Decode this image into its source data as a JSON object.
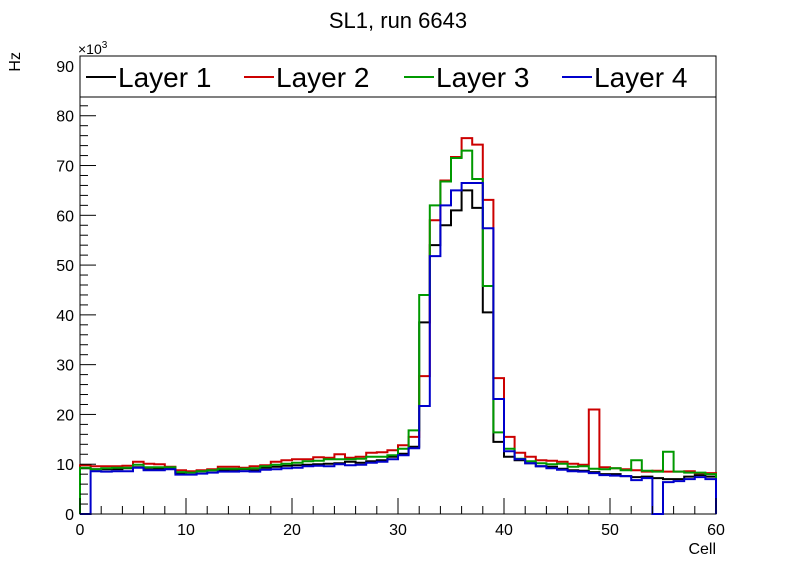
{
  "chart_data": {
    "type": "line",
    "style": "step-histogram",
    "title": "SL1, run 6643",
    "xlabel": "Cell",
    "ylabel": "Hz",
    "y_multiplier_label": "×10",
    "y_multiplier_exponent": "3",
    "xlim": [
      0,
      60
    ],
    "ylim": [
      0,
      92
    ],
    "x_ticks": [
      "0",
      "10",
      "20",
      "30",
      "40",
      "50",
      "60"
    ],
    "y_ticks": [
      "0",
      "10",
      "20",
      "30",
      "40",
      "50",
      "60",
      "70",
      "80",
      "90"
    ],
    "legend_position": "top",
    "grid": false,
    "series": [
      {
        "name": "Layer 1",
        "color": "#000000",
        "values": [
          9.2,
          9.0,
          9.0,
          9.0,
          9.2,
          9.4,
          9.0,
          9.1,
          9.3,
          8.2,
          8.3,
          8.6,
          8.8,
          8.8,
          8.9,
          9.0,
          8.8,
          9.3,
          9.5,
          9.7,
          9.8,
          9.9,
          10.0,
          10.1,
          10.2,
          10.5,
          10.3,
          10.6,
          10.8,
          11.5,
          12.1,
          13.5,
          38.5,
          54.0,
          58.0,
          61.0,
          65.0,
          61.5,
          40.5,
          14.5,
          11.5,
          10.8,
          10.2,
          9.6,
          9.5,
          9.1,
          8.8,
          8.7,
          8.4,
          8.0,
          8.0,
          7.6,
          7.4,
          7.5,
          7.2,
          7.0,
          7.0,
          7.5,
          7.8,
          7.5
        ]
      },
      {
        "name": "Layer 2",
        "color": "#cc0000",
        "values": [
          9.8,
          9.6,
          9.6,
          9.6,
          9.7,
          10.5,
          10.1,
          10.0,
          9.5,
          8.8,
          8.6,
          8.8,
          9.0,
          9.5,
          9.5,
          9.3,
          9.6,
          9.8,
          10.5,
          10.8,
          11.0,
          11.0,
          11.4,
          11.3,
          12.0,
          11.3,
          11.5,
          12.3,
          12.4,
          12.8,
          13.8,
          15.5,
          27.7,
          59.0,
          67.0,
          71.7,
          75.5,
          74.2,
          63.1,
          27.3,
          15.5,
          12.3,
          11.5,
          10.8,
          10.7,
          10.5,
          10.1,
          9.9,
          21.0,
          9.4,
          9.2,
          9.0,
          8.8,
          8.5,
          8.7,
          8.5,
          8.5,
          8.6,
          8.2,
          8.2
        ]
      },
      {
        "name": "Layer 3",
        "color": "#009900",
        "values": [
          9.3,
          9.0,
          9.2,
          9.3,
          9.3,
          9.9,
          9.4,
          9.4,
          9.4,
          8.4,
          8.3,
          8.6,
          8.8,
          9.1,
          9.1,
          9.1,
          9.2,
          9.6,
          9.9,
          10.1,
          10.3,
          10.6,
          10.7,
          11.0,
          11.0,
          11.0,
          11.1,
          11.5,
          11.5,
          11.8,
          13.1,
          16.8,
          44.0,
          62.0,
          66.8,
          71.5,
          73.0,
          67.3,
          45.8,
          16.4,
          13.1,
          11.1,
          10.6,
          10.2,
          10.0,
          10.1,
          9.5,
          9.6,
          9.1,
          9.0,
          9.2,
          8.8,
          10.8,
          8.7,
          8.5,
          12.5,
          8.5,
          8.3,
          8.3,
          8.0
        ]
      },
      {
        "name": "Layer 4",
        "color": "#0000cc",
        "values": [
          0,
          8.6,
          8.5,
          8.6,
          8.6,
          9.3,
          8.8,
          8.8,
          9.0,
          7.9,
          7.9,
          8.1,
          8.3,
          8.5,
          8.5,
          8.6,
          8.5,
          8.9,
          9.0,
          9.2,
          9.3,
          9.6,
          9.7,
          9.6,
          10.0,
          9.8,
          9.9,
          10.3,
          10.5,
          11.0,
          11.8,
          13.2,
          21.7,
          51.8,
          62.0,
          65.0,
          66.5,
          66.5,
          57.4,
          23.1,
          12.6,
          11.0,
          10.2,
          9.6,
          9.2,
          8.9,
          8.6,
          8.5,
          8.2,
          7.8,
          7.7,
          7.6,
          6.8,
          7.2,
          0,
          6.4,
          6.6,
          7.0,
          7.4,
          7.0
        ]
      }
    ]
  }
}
——
--- Exercise description ---
Images must not appear in the copy; reproduce everything else in the records verbatim.

--- Reply to the task ---
Decode this image into its source data as a JSON object.
{
  "chart_data": {
    "type": "line",
    "style": "step-histogram",
    "title": "SL1, run 6643",
    "xlabel": "Cell",
    "ylabel": "Hz",
    "y_multiplier_label": "×10",
    "y_multiplier_exponent": "3",
    "xlim": [
      0,
      60
    ],
    "ylim": [
      0,
      92
    ],
    "x_ticks": [
      "0",
      "10",
      "20",
      "30",
      "40",
      "50",
      "60"
    ],
    "y_ticks": [
      "0",
      "10",
      "20",
      "30",
      "40",
      "50",
      "60",
      "70",
      "80",
      "90"
    ],
    "legend_position": "top",
    "grid": false,
    "series": [
      {
        "name": "Layer 1",
        "color": "#000000",
        "values": [
          9.2,
          9.0,
          9.0,
          9.0,
          9.2,
          9.4,
          9.0,
          9.1,
          9.3,
          8.2,
          8.3,
          8.6,
          8.8,
          8.8,
          8.9,
          9.0,
          8.8,
          9.3,
          9.5,
          9.7,
          9.8,
          9.9,
          10.0,
          10.1,
          10.2,
          10.5,
          10.3,
          10.6,
          10.8,
          11.5,
          12.1,
          13.5,
          38.5,
          54.0,
          58.0,
          61.0,
          65.0,
          61.5,
          40.5,
          14.5,
          11.5,
          10.8,
          10.2,
          9.6,
          9.5,
          9.1,
          8.8,
          8.7,
          8.4,
          8.0,
          8.0,
          7.6,
          7.4,
          7.5,
          7.2,
          7.0,
          7.0,
          7.5,
          7.8,
          7.5
        ]
      },
      {
        "name": "Layer 2",
        "color": "#cc0000",
        "values": [
          9.8,
          9.6,
          9.6,
          9.6,
          9.7,
          10.5,
          10.1,
          10.0,
          9.5,
          8.8,
          8.6,
          8.8,
          9.0,
          9.5,
          9.5,
          9.3,
          9.6,
          9.8,
          10.5,
          10.8,
          11.0,
          11.0,
          11.4,
          11.3,
          12.0,
          11.3,
          11.5,
          12.3,
          12.4,
          12.8,
          13.8,
          15.5,
          27.7,
          59.0,
          67.0,
          71.7,
          75.5,
          74.2,
          63.1,
          27.3,
          15.5,
          12.3,
          11.5,
          10.8,
          10.7,
          10.5,
          10.1,
          9.9,
          21.0,
          9.4,
          9.2,
          9.0,
          8.8,
          8.5,
          8.7,
          8.5,
          8.5,
          8.6,
          8.2,
          8.2
        ]
      },
      {
        "name": "Layer 3",
        "color": "#009900",
        "values": [
          9.3,
          9.0,
          9.2,
          9.3,
          9.3,
          9.9,
          9.4,
          9.4,
          9.4,
          8.4,
          8.3,
          8.6,
          8.8,
          9.1,
          9.1,
          9.1,
          9.2,
          9.6,
          9.9,
          10.1,
          10.3,
          10.6,
          10.7,
          11.0,
          11.0,
          11.0,
          11.1,
          11.5,
          11.5,
          11.8,
          13.1,
          16.8,
          44.0,
          62.0,
          66.8,
          71.5,
          73.0,
          67.3,
          45.8,
          16.4,
          13.1,
          11.1,
          10.6,
          10.2,
          10.0,
          10.1,
          9.5,
          9.6,
          9.1,
          9.0,
          9.2,
          8.8,
          10.8,
          8.7,
          8.5,
          12.5,
          8.5,
          8.3,
          8.3,
          8.0
        ]
      },
      {
        "name": "Layer 4",
        "color": "#0000cc",
        "values": [
          0,
          8.6,
          8.5,
          8.6,
          8.6,
          9.3,
          8.8,
          8.8,
          9.0,
          7.9,
          7.9,
          8.1,
          8.3,
          8.5,
          8.5,
          8.6,
          8.5,
          8.9,
          9.0,
          9.2,
          9.3,
          9.6,
          9.7,
          9.6,
          10.0,
          9.8,
          9.9,
          10.3,
          10.5,
          11.0,
          11.8,
          13.2,
          21.7,
          51.8,
          62.0,
          65.0,
          66.5,
          66.5,
          57.4,
          23.1,
          12.6,
          11.0,
          10.2,
          9.6,
          9.2,
          8.9,
          8.6,
          8.5,
          8.2,
          7.8,
          7.7,
          7.6,
          6.8,
          7.2,
          0,
          6.4,
          6.6,
          7.0,
          7.4,
          7.0
        ]
      }
    ]
  }
}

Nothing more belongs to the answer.